• _Data for processing_:
# # #
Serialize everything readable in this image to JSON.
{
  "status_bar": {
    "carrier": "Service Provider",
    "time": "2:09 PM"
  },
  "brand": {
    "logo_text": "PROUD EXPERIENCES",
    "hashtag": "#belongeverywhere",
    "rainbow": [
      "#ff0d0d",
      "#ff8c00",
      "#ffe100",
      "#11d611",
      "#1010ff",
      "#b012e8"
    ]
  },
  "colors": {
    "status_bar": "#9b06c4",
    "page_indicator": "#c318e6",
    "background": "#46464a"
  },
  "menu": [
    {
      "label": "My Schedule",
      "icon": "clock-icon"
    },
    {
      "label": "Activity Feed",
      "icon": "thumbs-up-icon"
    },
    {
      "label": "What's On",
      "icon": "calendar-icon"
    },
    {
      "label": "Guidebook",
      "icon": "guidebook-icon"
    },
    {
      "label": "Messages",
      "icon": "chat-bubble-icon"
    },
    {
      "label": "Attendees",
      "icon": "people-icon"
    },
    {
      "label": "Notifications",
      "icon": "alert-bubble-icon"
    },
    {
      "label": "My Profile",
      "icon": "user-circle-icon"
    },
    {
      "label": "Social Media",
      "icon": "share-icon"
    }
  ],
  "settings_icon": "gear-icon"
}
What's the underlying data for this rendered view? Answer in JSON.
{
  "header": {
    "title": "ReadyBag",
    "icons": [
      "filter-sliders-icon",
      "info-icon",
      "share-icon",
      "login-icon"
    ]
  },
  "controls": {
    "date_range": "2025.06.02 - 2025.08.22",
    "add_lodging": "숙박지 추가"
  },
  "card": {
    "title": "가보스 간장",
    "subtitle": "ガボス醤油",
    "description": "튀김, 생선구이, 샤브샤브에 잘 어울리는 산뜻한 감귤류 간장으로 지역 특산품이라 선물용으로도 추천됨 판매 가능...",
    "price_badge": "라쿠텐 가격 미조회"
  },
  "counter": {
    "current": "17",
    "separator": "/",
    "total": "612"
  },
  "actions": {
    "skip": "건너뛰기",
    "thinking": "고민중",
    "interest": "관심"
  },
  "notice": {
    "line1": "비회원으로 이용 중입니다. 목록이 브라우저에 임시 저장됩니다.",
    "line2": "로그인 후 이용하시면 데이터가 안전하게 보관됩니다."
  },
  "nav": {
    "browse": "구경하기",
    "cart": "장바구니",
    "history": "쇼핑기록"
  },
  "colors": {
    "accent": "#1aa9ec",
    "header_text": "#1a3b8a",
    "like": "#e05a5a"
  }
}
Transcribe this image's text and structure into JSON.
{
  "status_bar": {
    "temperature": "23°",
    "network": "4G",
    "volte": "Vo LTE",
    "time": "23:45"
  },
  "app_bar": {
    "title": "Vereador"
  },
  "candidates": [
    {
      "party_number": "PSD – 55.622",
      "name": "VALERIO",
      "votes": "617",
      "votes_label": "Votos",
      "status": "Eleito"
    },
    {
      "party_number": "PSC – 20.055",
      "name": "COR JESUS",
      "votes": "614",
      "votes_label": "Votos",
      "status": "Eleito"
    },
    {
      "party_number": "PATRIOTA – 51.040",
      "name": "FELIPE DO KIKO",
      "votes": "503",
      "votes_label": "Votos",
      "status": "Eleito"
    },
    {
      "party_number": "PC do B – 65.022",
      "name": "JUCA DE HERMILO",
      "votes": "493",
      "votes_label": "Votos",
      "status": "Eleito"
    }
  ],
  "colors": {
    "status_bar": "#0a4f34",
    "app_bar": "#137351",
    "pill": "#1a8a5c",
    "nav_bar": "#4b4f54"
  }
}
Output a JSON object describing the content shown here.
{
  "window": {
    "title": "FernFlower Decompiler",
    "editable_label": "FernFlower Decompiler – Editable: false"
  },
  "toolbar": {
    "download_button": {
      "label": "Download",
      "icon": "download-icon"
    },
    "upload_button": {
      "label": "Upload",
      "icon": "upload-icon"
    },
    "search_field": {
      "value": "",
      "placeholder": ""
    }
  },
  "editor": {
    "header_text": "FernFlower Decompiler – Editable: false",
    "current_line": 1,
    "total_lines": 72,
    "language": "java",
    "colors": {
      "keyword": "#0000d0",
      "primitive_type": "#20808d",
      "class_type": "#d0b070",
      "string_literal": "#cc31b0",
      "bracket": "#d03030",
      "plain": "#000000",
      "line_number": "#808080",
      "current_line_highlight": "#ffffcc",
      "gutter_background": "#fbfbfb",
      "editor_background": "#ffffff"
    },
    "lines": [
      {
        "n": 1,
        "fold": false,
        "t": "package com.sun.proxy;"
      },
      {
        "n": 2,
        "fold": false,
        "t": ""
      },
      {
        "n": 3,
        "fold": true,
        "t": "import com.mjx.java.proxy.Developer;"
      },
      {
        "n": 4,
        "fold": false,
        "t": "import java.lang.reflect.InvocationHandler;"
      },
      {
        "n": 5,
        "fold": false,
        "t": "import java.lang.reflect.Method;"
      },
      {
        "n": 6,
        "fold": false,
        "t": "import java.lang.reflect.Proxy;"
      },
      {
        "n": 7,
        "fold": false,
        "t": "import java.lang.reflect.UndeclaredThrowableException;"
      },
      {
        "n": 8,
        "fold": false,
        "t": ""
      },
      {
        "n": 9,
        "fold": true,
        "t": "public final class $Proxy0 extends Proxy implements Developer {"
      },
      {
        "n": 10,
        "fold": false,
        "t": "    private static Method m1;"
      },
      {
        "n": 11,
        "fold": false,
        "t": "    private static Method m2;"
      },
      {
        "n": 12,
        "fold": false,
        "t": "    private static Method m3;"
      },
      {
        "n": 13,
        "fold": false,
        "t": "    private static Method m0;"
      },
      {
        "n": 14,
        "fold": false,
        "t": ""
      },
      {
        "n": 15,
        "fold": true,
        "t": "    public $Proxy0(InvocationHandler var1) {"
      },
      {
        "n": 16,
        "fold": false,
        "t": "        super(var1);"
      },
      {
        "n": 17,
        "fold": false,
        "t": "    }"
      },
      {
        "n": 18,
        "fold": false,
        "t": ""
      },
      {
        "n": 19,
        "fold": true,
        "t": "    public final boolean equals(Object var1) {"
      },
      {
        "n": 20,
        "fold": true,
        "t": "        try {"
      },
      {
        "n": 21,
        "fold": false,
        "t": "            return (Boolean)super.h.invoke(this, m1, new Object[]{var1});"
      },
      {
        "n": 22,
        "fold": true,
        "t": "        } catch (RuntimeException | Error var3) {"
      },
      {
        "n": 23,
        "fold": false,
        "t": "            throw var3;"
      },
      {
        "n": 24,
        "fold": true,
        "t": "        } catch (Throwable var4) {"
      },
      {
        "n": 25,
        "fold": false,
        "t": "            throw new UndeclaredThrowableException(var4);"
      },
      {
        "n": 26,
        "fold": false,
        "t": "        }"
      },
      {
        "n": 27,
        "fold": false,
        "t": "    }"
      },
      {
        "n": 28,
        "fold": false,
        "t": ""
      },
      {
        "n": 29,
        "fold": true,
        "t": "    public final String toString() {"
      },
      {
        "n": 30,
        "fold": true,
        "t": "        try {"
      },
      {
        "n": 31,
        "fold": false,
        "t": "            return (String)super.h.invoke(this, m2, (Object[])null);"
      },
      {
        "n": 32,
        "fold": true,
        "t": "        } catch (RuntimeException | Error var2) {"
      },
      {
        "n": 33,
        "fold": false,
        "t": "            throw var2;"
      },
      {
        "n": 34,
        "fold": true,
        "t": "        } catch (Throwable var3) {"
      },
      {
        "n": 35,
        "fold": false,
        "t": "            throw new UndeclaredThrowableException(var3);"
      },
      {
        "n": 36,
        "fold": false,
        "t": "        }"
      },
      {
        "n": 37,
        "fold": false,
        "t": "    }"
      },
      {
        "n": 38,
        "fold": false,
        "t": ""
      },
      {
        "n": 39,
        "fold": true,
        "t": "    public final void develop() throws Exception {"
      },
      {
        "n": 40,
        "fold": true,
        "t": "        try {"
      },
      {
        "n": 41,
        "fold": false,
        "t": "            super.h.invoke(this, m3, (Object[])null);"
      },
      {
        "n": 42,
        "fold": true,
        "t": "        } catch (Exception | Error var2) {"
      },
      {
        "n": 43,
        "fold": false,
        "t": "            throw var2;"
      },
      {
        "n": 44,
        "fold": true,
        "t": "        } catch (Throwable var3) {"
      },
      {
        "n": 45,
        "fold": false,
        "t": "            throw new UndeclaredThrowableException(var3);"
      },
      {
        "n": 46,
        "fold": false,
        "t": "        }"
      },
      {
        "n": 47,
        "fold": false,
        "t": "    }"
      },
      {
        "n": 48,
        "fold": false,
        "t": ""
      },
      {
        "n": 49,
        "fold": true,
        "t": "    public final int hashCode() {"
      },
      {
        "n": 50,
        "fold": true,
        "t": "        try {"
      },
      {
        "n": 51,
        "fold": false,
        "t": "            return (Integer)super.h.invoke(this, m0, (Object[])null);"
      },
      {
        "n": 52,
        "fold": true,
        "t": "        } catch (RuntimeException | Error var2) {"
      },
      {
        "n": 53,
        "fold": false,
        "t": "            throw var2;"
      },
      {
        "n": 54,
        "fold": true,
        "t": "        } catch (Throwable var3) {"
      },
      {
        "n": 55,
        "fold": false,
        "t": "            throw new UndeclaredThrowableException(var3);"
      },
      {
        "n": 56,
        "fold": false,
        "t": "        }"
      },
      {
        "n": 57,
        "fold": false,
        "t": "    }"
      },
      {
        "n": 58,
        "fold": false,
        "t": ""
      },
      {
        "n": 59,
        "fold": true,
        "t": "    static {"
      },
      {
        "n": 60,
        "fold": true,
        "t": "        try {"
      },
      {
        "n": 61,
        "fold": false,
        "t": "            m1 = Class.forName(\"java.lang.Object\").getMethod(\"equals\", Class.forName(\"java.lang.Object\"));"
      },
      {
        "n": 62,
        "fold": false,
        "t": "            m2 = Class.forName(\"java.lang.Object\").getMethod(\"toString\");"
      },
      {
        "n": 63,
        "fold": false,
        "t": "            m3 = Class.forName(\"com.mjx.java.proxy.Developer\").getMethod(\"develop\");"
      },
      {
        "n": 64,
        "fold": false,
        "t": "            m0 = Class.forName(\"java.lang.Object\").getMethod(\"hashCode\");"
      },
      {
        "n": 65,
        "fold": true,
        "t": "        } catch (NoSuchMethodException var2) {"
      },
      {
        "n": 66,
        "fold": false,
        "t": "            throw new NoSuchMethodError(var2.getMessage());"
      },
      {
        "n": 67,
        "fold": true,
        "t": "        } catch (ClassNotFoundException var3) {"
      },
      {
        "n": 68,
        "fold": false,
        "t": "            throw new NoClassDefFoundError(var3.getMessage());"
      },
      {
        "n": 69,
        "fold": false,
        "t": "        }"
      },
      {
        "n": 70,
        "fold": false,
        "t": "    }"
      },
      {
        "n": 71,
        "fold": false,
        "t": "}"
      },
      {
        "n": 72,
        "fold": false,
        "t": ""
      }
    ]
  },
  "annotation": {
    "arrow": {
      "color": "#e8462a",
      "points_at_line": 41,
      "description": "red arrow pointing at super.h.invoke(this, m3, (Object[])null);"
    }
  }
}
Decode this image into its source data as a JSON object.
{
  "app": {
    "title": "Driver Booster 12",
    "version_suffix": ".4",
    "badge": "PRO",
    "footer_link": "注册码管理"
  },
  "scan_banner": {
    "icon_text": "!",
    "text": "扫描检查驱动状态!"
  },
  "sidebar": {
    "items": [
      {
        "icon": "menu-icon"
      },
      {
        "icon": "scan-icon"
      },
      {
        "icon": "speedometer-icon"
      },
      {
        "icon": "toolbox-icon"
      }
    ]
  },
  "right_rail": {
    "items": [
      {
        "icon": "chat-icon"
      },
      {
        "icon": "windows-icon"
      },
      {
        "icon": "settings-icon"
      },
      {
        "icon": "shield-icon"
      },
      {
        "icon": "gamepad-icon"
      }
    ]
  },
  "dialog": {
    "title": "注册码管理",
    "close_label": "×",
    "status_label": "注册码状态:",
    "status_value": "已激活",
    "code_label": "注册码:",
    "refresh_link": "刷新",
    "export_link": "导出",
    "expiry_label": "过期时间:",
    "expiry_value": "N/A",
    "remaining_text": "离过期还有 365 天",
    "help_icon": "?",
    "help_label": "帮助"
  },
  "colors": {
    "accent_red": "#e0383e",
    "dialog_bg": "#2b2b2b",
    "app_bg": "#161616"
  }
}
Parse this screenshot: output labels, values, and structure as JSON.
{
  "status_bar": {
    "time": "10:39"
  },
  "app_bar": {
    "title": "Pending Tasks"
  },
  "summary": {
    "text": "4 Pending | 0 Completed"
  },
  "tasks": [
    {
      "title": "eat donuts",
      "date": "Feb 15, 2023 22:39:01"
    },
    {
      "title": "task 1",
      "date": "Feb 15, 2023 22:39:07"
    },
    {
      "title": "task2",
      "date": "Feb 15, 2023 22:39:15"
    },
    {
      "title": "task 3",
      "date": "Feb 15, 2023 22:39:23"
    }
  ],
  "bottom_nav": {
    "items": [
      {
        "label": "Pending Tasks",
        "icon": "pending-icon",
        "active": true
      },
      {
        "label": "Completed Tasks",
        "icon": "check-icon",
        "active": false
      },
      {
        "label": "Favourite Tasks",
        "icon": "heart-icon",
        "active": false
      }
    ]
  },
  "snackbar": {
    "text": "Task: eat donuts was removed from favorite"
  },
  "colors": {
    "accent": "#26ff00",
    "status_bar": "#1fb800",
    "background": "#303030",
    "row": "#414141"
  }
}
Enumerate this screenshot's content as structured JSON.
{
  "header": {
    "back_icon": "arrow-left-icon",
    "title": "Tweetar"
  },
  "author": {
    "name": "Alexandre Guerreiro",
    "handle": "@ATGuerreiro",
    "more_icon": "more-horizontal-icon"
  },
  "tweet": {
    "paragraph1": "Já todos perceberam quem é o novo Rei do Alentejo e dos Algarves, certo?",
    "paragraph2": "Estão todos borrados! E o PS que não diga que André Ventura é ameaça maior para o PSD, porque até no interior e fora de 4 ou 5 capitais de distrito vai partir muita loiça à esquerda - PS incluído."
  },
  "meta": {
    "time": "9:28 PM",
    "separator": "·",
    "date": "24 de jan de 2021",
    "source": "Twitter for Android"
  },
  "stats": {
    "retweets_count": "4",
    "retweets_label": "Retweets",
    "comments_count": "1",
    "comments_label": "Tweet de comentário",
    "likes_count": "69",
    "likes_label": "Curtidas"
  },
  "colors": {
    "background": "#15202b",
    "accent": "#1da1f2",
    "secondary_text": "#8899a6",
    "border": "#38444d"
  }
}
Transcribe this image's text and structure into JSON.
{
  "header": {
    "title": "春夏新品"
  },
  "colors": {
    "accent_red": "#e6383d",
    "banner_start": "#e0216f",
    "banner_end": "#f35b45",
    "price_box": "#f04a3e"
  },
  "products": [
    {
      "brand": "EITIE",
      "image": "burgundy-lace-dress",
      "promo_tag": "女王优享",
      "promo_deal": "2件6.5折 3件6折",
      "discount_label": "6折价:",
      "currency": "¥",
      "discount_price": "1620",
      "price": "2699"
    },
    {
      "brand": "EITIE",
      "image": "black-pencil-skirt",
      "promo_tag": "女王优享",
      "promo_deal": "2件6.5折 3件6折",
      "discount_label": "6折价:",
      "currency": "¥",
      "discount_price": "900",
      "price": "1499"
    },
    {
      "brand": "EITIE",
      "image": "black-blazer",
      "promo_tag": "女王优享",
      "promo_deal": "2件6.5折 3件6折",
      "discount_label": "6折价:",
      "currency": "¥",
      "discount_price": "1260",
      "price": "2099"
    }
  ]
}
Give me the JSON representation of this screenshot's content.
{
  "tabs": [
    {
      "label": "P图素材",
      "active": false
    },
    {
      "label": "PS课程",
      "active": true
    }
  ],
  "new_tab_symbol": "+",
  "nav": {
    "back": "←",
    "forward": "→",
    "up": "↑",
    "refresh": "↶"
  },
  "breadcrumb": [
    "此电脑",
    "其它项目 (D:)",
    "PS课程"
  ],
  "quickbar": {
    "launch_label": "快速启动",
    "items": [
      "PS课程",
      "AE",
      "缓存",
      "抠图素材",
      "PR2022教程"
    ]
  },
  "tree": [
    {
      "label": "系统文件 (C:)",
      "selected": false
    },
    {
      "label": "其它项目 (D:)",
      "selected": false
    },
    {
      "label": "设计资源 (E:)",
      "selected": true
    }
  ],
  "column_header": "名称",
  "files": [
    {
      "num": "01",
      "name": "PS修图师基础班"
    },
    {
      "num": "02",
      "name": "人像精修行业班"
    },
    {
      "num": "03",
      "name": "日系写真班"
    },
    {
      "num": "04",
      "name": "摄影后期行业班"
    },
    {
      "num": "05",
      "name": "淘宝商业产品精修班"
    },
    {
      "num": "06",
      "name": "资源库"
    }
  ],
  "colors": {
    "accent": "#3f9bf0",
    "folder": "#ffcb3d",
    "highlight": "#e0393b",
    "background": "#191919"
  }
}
# # #
• _Written exercise_:
Leave out every line before the one containing "Give me the"; set down that line and all remaining lines of the material exactly.

• _Task result_:
Give me the JSON representation of this screenshot's content.
{
  "tabs": [
    {
      "label": "P图素材",
      "active": false
    },
    {
      "label": "PS课程",
      "active": true
    }
  ],
  "new_tab_symbol": "+",
  "nav": {
    "back": "←",
    "forward": "→",
    "up": "↑",
    "refresh": "↶"
  },
  "breadcrumb": [
    "此电脑",
    "其它项目 (D:)",
    "PS课程"
  ],
  "quickbar": {
    "launch_label": "快速启动",
    "items": [
      "PS课程",
      "AE",
      "缓存",
      "抠图素材",
      "PR2022教程"
    ]
  },
  "tree": [
    {
      "label": "系统文件 (C:)",
      "selected": false
    },
    {
      "label": "其它项目 (D:)",
      "selected": false
    },
    {
      "label": "设计资源 (E:)",
      "selected": true
    }
  ],
  "column_header": "名称",
  "files": [
    {
      "num": "01",
      "name": "PS修图师基础班"
    },
    {
      "num": "02",
      "name": "人像精修行业班"
    },
    {
      "num": "03",
      "name": "日系写真班"
    },
    {
      "num": "04",
      "name": "摄影后期行业班"
    },
    {
      "num": "05",
      "name": "淘宝商业产品精修班"
    },
    {
      "num": "06",
      "name": "资源库"
    }
  ],
  "colors": {
    "accent": "#3f9bf0",
    "folder": "#ffcb3d",
    "highlight": "#e0393b",
    "background": "#191919"
  }
}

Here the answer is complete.